▶ **YOUR GOAL**
All entries should be output exactly as they stand.

▶ **TASK DATA**
* * * * *

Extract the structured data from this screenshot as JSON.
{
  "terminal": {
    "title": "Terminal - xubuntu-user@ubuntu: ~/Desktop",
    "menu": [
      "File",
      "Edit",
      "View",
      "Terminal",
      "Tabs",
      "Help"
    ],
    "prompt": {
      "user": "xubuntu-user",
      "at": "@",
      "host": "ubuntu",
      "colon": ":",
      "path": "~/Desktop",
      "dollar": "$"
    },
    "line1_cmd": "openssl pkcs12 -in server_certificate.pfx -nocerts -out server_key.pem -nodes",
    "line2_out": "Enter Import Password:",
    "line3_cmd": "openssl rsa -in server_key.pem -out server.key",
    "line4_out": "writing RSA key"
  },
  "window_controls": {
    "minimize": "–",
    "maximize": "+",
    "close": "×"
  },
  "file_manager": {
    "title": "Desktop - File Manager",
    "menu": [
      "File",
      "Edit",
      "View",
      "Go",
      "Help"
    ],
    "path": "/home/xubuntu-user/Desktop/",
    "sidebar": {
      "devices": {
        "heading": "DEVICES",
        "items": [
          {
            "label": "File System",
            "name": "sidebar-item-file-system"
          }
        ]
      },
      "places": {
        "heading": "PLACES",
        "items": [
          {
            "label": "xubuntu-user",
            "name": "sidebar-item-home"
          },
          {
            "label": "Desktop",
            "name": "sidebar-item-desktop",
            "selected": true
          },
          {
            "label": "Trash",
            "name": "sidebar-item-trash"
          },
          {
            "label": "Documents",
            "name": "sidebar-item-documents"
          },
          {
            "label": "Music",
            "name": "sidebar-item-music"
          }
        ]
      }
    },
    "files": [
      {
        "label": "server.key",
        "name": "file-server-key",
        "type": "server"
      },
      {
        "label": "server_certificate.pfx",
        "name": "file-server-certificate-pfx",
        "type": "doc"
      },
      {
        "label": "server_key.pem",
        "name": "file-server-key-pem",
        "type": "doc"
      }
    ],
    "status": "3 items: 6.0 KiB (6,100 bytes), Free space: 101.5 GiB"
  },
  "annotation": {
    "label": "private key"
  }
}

* * * * *

▶ **IN RESPONSE**
Extract the structured data from this screenshot as JSON.
{
  "terminal": {
    "title": "Terminal - xubuntu-user@ubuntu: ~/Desktop",
    "menu": [
      "File",
      "Edit",
      "View",
      "Terminal",
      "Tabs",
      "Help"
    ],
    "prompt": {
      "user": "xubuntu-user",
      "at": "@",
      "host": "ubuntu",
      "colon": ":",
      "path": "~/Desktop",
      "dollar": "$"
    },
    "line1_cmd": "openssl pkcs12 -in server_certificate.pfx -nocerts -out server_key.pem -nodes",
    "line2_out": "Enter Import Password:",
    "line3_cmd": "openssl rsa -in server_key.pem -out server.key",
    "line4_out": "writing RSA key"
  },
  "window_controls": {
    "minimize": "–",
    "maximize": "+",
    "close": "×"
  },
  "file_manager": {
    "title": "Desktop - File Manager",
    "menu": [
      "File",
      "Edit",
      "View",
      "Go",
      "Help"
    ],
    "path": "/home/xubuntu-user/Desktop/",
    "sidebar": {
      "devices": {
        "heading": "DEVICES",
        "items": [
          {
            "label": "File System",
            "name": "sidebar-item-file-system"
          }
        ]
      },
      "places": {
        "heading": "PLACES",
        "items": [
          {
            "label": "xubuntu-user",
            "name": "sidebar-item-home"
          },
          {
            "label": "Desktop",
            "name": "sidebar-item-desktop",
            "selected": true
          },
          {
            "label": "Trash",
            "name": "sidebar-item-trash"
          },
          {
            "label": "Documents",
            "name": "sidebar-item-documents"
          },
          {
            "label": "Music",
            "name": "sidebar-item-music"
          }
        ]
      }
    },
    "files": [
      {
        "label": "server.key",
        "name": "file-server-key",
        "type": "server"
      },
      {
        "label": "server_certificate.pfx",
        "name": "file-server-certificate-pfx",
        "type": "doc"
      },
      {
        "label": "server_key.pem",
        "name": "file-server-key-pem",
        "type": "doc"
      }
    ],
    "status": "3 items: 6.0 KiB (6,100 bytes), Free space: 101.5 GiB"
  },
  "annotation": {
    "label": "private key"
  }
}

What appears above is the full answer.